# What you should do
In the listing below, pick out lines with "JSON".

Figure dataset records
------------------------------------------------

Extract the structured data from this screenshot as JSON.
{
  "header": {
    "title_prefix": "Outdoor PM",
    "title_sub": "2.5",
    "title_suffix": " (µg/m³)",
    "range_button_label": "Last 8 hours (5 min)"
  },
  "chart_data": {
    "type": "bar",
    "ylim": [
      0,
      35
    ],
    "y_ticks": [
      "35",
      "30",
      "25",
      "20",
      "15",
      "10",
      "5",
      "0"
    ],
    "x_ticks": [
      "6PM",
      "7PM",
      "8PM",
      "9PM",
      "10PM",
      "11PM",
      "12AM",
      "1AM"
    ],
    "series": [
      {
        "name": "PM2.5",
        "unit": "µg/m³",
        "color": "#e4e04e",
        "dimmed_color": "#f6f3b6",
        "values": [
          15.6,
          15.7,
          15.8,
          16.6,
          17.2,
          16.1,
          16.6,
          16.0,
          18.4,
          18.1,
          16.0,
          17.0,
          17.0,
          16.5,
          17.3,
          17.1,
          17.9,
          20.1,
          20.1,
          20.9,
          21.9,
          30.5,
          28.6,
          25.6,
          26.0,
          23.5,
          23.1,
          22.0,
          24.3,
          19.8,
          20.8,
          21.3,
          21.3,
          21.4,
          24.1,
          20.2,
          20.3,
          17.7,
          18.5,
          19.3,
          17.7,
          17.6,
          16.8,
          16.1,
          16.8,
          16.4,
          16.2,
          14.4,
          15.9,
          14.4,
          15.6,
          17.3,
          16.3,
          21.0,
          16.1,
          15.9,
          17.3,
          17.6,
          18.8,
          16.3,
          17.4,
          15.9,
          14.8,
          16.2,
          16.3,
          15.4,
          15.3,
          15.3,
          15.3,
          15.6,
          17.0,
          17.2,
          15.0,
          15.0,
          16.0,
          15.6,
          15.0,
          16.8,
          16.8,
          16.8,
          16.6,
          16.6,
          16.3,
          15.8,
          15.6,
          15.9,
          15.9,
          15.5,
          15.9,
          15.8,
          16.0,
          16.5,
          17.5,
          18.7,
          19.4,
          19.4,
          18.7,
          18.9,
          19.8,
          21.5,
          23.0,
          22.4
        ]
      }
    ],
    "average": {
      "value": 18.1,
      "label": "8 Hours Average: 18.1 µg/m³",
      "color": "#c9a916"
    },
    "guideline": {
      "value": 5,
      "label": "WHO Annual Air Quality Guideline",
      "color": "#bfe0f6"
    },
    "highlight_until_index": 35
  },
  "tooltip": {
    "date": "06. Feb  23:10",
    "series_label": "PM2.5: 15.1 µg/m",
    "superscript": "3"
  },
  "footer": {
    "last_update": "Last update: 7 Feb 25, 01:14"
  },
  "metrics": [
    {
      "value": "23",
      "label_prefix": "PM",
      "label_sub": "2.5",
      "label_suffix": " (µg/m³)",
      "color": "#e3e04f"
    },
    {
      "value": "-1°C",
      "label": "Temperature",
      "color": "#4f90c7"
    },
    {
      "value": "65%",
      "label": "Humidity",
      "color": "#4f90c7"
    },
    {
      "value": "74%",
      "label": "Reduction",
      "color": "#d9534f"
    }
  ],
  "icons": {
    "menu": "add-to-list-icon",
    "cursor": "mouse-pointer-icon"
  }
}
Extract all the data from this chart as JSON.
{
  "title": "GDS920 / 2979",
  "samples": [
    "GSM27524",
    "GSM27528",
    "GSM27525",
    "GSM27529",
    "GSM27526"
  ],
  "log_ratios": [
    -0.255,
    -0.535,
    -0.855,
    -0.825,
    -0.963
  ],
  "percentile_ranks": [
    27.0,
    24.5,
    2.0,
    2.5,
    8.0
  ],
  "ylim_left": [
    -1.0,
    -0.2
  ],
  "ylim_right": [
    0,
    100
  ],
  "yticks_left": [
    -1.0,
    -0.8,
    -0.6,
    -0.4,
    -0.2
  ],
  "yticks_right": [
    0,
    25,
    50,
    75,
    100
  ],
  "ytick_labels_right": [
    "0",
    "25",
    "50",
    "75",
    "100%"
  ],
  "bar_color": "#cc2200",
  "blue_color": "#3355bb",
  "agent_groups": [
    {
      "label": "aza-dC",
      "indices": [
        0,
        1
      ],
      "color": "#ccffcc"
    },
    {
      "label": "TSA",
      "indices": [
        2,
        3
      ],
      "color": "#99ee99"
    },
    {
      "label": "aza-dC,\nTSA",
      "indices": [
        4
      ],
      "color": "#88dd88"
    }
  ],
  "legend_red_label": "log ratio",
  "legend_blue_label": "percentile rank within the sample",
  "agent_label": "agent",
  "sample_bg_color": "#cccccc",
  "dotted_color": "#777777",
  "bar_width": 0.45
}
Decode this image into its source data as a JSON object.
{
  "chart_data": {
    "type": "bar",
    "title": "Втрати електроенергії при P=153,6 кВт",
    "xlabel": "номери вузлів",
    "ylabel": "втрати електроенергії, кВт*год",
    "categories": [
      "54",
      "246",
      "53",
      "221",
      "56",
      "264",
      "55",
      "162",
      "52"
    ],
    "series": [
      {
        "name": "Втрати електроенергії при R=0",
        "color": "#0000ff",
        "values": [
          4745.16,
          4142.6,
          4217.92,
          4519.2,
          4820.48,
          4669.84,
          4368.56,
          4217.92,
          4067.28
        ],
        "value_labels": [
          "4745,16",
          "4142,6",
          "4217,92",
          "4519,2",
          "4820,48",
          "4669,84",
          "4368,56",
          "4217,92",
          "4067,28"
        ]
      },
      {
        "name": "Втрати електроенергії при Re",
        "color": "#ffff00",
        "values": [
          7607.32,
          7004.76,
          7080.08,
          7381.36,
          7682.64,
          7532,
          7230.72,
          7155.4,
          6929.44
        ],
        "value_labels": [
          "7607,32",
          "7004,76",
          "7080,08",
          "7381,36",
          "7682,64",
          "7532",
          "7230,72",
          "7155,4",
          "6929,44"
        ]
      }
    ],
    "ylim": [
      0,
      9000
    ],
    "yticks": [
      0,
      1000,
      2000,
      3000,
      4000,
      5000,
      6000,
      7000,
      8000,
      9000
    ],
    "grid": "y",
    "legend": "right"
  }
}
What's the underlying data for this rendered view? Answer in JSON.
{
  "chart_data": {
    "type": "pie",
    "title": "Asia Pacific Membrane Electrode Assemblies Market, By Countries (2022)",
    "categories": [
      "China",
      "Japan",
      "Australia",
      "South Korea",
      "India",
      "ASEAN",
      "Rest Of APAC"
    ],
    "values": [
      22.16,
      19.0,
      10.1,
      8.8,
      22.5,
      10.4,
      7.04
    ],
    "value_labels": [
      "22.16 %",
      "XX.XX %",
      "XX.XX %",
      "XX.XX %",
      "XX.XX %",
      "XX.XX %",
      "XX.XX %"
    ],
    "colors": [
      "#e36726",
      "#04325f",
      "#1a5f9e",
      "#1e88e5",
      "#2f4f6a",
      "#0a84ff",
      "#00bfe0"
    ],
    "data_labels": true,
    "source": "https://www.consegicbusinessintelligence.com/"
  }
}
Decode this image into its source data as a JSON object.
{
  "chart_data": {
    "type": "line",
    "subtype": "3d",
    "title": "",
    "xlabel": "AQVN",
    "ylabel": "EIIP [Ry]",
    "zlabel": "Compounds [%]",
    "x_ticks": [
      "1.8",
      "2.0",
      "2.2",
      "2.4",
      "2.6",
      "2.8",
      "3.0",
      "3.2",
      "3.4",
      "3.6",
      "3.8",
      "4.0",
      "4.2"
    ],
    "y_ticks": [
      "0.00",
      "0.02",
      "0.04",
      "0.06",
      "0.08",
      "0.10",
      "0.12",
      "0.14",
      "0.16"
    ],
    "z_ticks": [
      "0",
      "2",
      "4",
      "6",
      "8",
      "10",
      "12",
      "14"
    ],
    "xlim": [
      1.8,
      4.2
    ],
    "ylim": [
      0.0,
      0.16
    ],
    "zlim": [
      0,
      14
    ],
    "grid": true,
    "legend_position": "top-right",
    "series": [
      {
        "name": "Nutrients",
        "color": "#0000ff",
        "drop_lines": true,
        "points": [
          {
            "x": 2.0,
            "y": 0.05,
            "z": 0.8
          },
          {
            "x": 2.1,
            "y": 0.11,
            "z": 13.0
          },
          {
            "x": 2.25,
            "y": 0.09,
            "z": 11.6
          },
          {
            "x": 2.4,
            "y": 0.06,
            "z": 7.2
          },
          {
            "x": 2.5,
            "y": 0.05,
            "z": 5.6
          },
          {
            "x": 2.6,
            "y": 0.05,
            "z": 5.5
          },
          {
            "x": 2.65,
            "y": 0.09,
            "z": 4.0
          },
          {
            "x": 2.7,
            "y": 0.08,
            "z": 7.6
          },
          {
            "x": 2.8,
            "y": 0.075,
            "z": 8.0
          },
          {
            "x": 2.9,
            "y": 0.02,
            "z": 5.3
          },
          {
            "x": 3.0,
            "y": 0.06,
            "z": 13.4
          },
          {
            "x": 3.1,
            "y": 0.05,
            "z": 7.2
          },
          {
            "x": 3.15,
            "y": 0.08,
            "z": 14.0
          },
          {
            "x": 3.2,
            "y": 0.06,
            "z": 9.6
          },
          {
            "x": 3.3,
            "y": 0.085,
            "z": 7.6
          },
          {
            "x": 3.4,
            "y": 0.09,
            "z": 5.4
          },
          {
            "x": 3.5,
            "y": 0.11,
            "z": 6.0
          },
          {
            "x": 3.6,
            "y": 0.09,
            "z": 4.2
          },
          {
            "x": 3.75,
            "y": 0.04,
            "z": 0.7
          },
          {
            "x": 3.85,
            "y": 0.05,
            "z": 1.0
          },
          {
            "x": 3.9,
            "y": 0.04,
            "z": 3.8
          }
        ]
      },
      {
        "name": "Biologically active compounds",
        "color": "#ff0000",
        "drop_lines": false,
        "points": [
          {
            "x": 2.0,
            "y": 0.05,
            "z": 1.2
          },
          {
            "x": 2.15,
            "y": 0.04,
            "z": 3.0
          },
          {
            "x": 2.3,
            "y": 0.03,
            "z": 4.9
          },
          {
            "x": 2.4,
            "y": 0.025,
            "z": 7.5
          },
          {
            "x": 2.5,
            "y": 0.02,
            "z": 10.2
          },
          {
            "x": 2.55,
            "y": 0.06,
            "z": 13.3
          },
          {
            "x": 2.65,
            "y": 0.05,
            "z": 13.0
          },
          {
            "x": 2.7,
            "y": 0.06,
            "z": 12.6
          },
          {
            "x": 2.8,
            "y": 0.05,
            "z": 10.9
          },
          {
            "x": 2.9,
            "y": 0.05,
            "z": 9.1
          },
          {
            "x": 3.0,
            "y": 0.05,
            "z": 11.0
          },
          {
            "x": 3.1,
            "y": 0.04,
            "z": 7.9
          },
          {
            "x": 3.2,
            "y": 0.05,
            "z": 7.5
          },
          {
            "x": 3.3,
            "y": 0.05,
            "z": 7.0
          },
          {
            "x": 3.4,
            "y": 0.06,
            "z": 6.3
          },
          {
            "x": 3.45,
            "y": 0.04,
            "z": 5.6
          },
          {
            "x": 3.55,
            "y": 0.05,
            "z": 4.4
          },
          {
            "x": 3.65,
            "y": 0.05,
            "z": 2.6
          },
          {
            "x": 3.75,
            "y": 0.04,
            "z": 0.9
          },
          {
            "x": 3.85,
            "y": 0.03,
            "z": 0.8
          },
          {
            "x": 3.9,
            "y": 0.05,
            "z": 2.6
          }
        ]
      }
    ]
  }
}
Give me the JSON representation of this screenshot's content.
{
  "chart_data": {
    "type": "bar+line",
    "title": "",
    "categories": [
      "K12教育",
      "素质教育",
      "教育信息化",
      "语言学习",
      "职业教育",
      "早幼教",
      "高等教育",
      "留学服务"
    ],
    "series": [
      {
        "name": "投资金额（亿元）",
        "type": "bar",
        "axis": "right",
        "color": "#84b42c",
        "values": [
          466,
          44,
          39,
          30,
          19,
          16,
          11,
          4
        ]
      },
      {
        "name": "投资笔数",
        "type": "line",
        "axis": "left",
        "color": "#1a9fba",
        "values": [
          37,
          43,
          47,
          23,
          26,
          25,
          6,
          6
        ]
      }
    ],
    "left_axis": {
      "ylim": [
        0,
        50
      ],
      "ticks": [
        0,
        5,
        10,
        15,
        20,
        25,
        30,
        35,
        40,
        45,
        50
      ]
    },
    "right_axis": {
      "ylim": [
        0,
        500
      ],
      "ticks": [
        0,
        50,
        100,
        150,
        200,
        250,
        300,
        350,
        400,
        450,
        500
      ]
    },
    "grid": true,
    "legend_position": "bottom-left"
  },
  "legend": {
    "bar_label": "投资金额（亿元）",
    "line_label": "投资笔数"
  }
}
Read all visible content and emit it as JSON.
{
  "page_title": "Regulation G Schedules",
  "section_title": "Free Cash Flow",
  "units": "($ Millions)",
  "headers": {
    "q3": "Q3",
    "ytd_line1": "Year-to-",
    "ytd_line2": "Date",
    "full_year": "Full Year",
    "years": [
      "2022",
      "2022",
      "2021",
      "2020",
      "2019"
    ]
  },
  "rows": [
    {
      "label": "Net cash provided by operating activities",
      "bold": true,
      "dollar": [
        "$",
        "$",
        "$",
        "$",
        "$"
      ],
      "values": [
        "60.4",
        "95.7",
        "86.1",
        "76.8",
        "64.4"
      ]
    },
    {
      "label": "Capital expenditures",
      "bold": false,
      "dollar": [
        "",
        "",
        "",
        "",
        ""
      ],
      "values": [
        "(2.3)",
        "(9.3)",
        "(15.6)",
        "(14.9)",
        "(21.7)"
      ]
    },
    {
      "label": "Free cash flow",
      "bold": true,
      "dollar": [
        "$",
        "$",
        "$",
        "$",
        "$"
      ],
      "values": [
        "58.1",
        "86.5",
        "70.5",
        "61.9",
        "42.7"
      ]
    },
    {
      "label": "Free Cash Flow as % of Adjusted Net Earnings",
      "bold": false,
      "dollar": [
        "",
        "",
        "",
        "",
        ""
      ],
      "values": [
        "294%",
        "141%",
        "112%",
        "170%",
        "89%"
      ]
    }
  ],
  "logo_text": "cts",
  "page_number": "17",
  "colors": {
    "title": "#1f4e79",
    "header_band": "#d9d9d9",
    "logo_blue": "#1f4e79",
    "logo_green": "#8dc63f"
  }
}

------------------------------------------------

# Reply to the exercise
Extract the structured data from this screenshot as JSON.
Extract all the data from this chart as JSON.
Decode this image into its source data as a JSON object.
What's the underlying data for this rendered view? Answer in JSON.
Decode this image into its source data as a JSON object.
Give me the JSON representation of this screenshot's content.
Read all visible content and emit it as JSON.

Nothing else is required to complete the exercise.